■ **JOB**: From the entries that follow, extract each line holding the string "справочное".

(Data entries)
+-------+
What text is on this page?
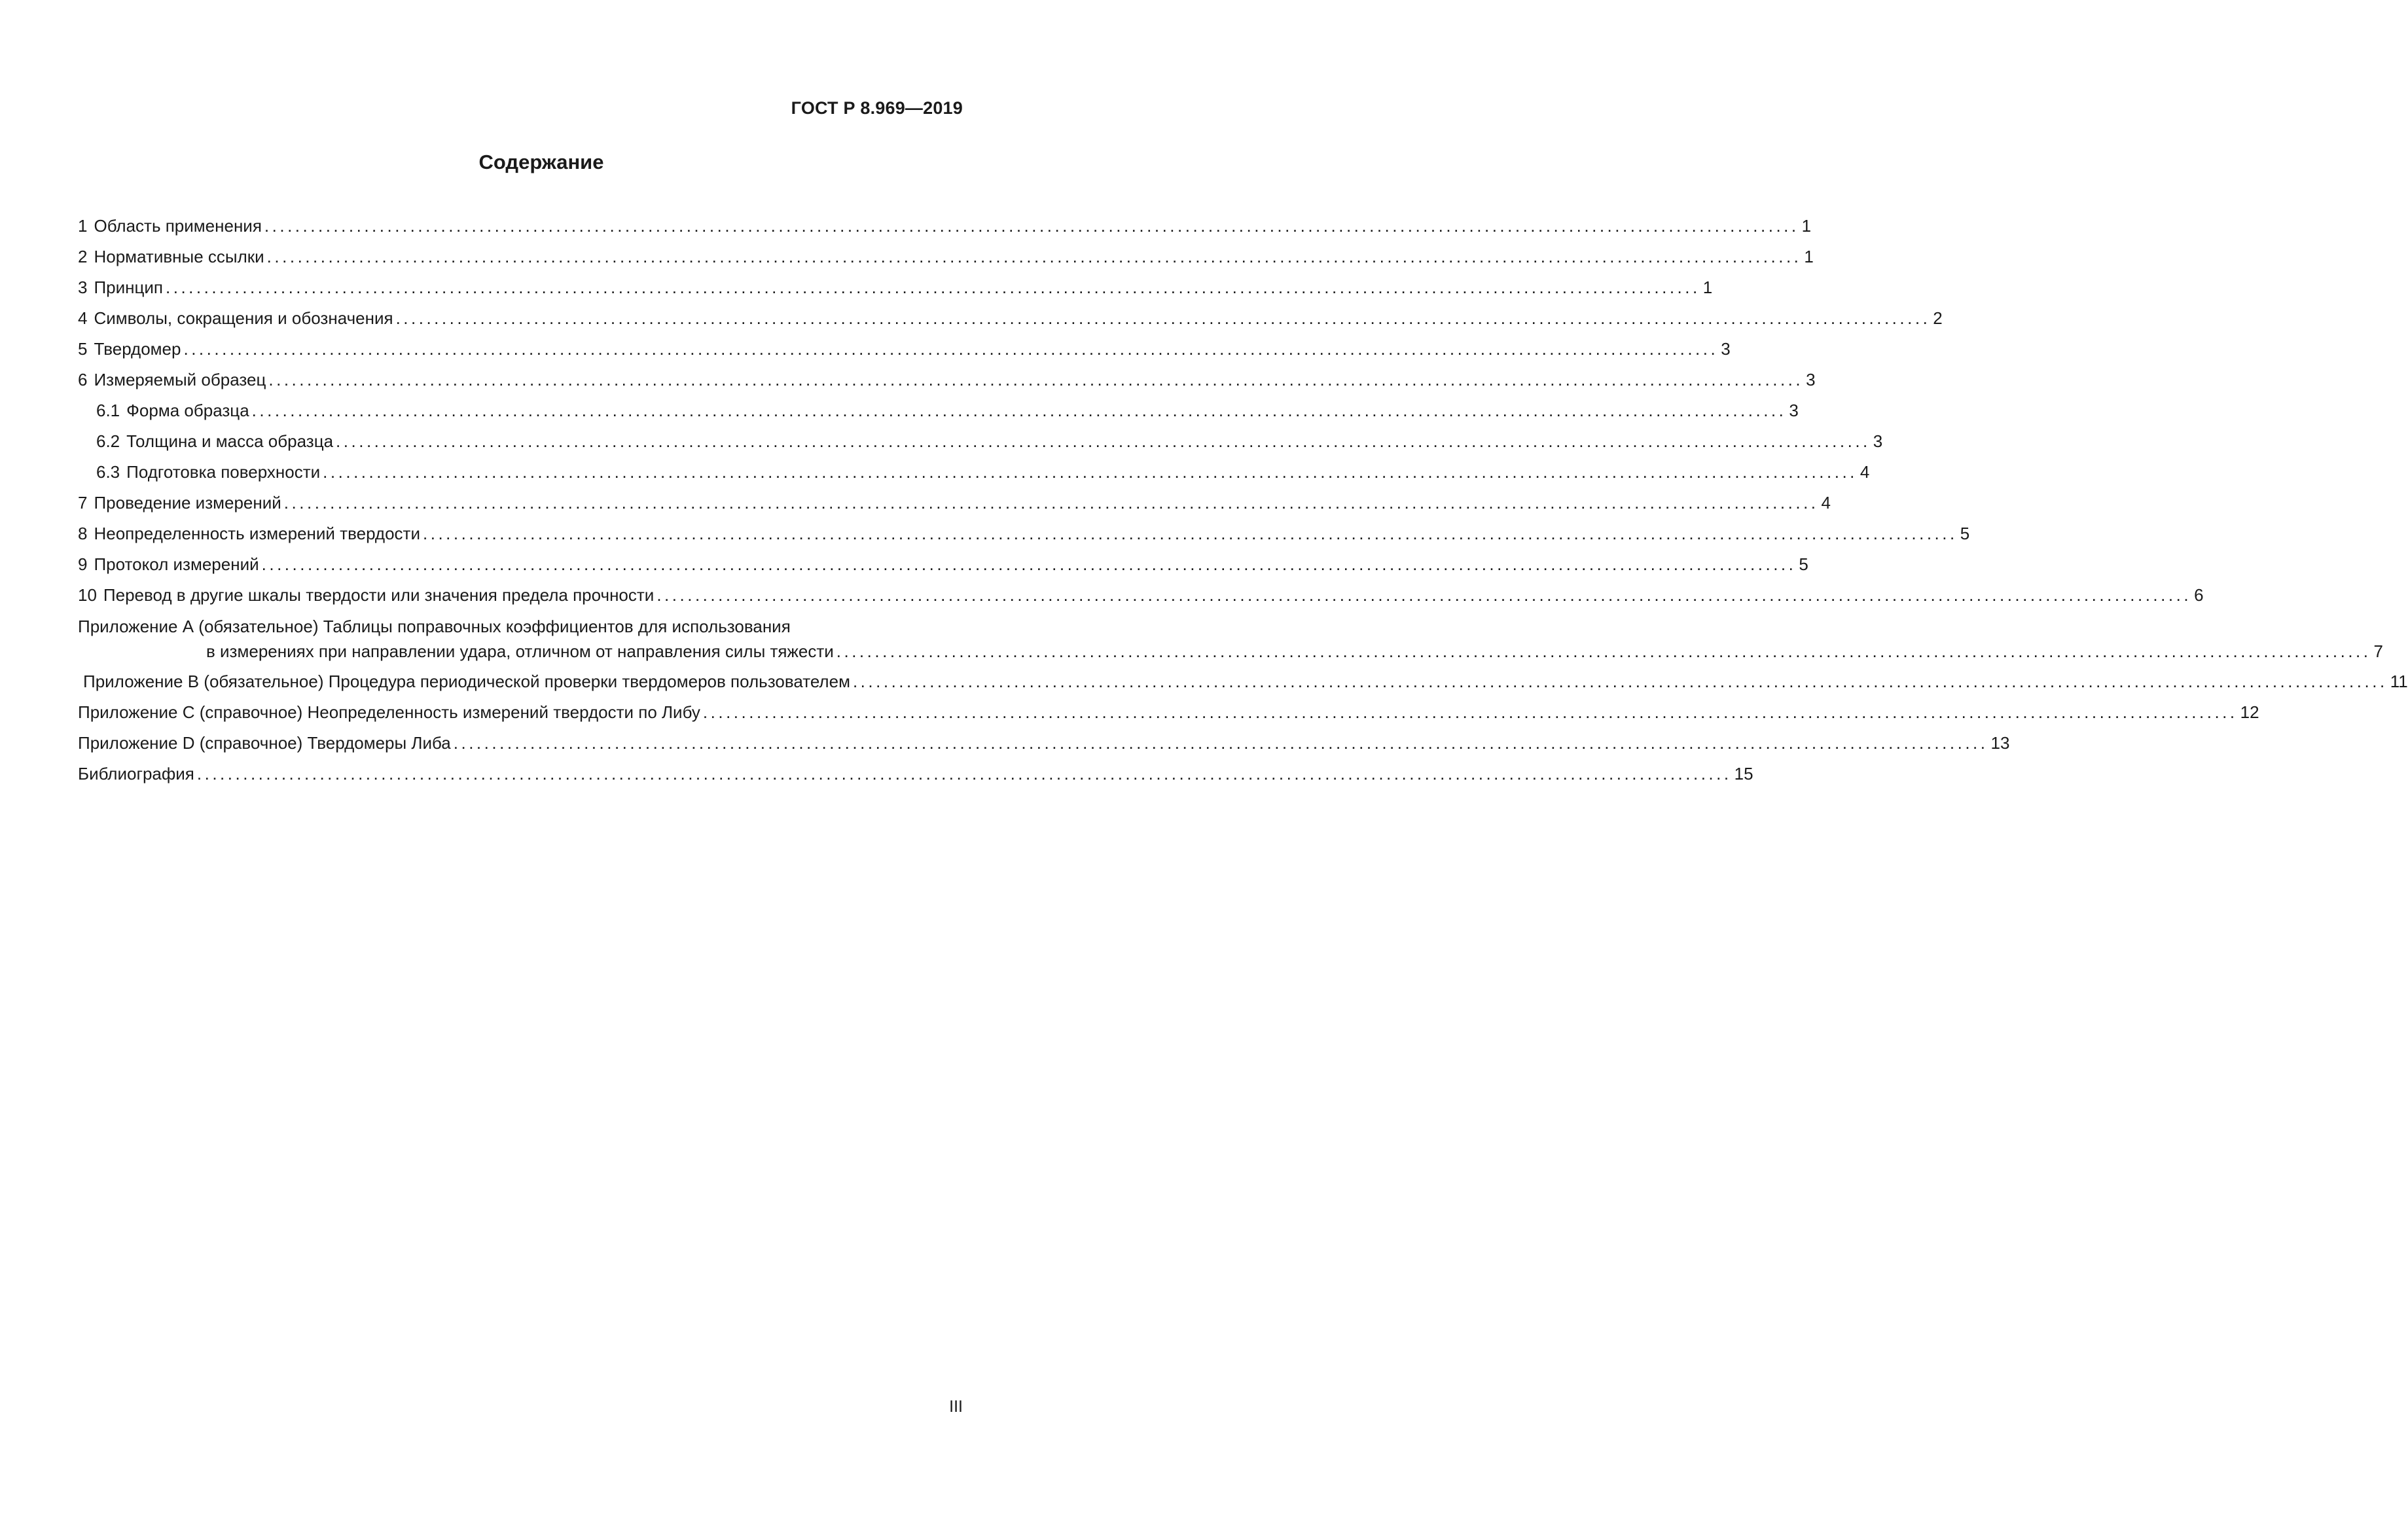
ГОСТ Р 8.969—2019
Содержание
1 Область применения ........................................................................................................................................................................................................ 1
2 Нормативные ссылки ........................................................................................................................................................................................................ 1
3 Принцип ........................................................................................................................................................................................................ 1
4 Символы, сокращения и обозначения ........................................................................................................................................................................................................ 2
5 Твердомер ........................................................................................................................................................................................................ 3
6 Измеряемый образец ........................................................................................................................................................................................................ 3
6.1 Форма образца ........................................................................................................................................................................................................ 3
6.2 Толщина и масса образца ........................................................................................................................................................................................................ 3
6.3 Подготовка поверхности ........................................................................................................................................................................................................ 4
7 Проведение измерений ........................................................................................................................................................................................................ 4
8 Неопределенность измерений твердости ........................................................................................................................................................................................................ 5
9 Протокол измерений ........................................................................................................................................................................................................ 5
10 Перевод в другие шкалы твердости или значения предела прочности ........................................................................................................................................................................................................ 6
Приложение А (обязательное) Таблицы поправочных коэффициентов для использования
в измерениях при направлении удара, отличном от направления силы тяжести ........................................................................................................................................................................................................ 7
Приложение В (обязательное) Процедура периодической проверки твердомеров пользователем ........................................................................................................................................................................................................ 11
Приложение С (справочное) Неопределенность измерений твердости по Либу ........................................................................................................................................................................................................ 12
Приложение D (справочное) Твердомеры Либа ........................................................................................................................................................................................................ 13
Библиография ........................................................................................................................................................................................................ 15
III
+-------+
■ **THE COMPLETED TASK**:
Приложение С (справочное) Неопределенность измерений твердости по Либу ........................................................................................................................................................................................................ 12
Приложение D (справочное) Твердомеры Либа ........................................................................................................................................................................................................ 13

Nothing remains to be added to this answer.